Quote the entries in full, character for character, without their images.

═════ Data extract

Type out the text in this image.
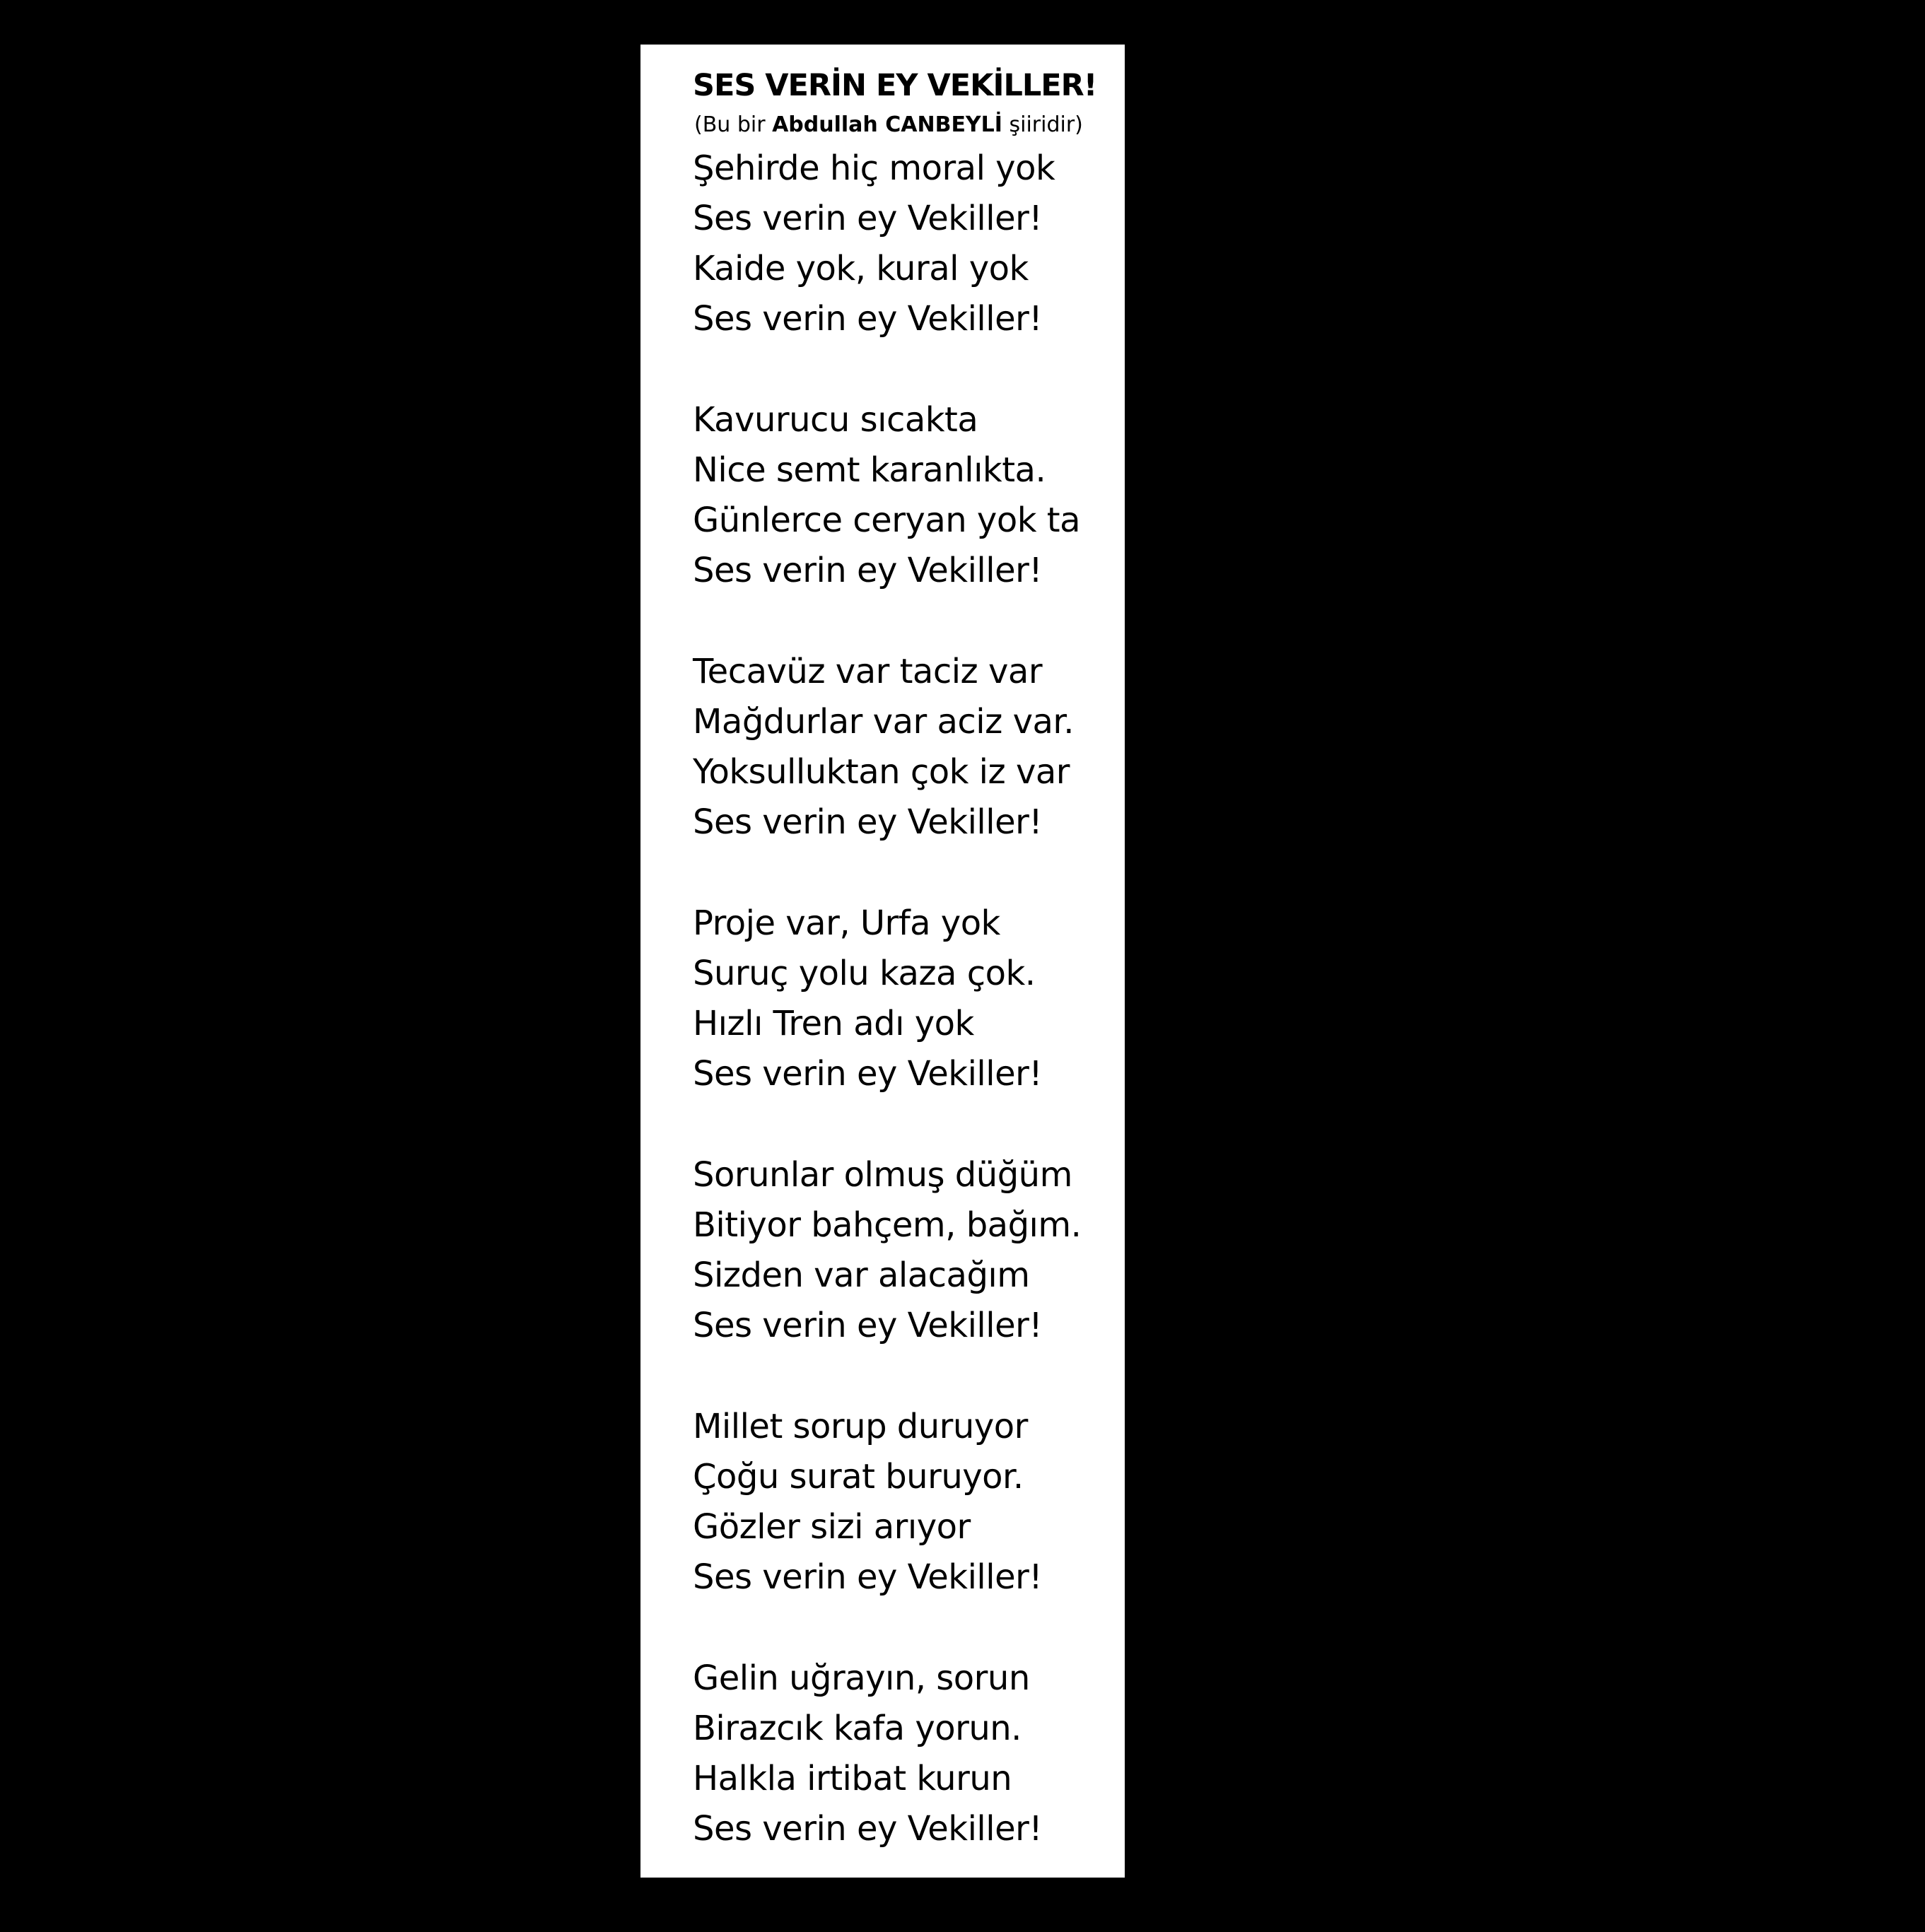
SES VERİN EY VEKİLLER!
(Bu bir Abdullah CANBEYLİ şiiridir)
Şehirde hiç moral yok
Ses verin ey Vekiller!
Kaide yok, kural yok
Ses verin ey Vekiller!
Kavurucu sıcakta
Nice semt karanlıkta.
Günlerce ceryan yok ta
Ses verin ey Vekiller!
Tecavüz var taciz var
Mağdurlar var aciz var.
Yoksulluktan çok iz var
Ses verin ey Vekiller!
Proje var, Urfa yok
Suruç yolu kaza çok.
Hızlı Tren adı yok
Ses verin ey Vekiller!
Sorunlar olmuş düğüm
Bitiyor bahçem, bağım.
Sizden var alacağım
Ses verin ey Vekiller!
Millet sorup duruyor
Çoğu surat buruyor.
Gözler sizi arıyor
Ses verin ey Vekiller!
Gelin uğrayın, sorun
Birazcık kafa yorun.
Halkla irtibat kurun
Ses verin ey Vekiller!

══════════

#### [Solution to this exercise]
Type out the text in this image.
SES VERİN EY VEKİLLER!
(Bu bir Abdullah CANBEYLİ şiiridir)
Şehirde hiç moral yok
Ses verin ey Vekiller!
Kaide yok, kural yok
Ses verin ey Vekiller!
Kavurucu sıcakta
Nice semt karanlıkta.
Günlerce ceryan yok ta
Ses verin ey Vekiller!
Tecavüz var taciz var
Mağdurlar var aciz var.
Yoksulluktan çok iz var
Ses verin ey Vekiller!
Proje var, Urfa yok
Suruç yolu kaza çok.
Hızlı Tren adı yok
Ses verin ey Vekiller!
Sorunlar olmuş düğüm
Bitiyor bahçem, bağım.
Sizden var alacağım
Ses verin ey Vekiller!
Millet sorup duruyor
Çoğu surat buruyor.
Gözler sizi arıyor
Ses verin ey Vekiller!
Gelin uğrayın, sorun
Birazcık kafa yorun.
Halkla irtibat kurun
Ses verin ey Vekiller!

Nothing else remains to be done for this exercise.